# Problem to work on:
Look for the word "color" in the entries below, then copy every line that has it.

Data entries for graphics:
>> Start

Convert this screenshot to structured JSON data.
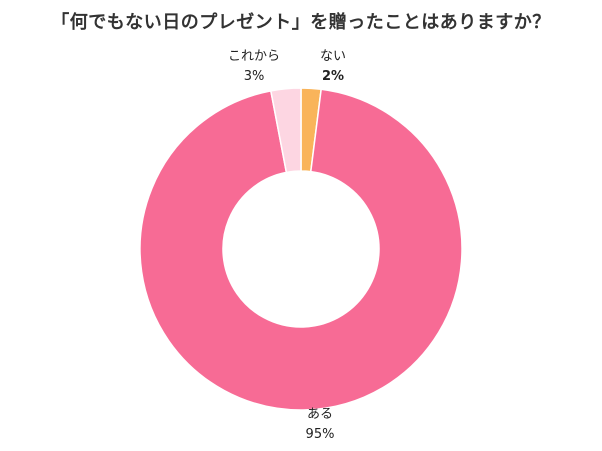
{
  "chart_data": {
    "type": "pie",
    "title": "「何でもない日のプレゼント」を贈ったことはありますか？",
    "slices": [
      {
        "label": "ない",
        "value": 2,
        "value_label": "2%",
        "color": "#F9B45A"
      },
      {
        "label": "ある",
        "value": 95,
        "value_label": "95%",
        "color": "#F76B95"
      },
      {
        "label": "これから",
        "value": 3,
        "value_label": "3%",
        "color": "#FDD6E2"
      }
    ],
    "donut": true,
    "start_angle": "top, clockwise"
  }
}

>> End

# Answer for this exercise:
        "color": "#F9B45A"
        "color": "#F76B95"
        "color": "#FDD6E2"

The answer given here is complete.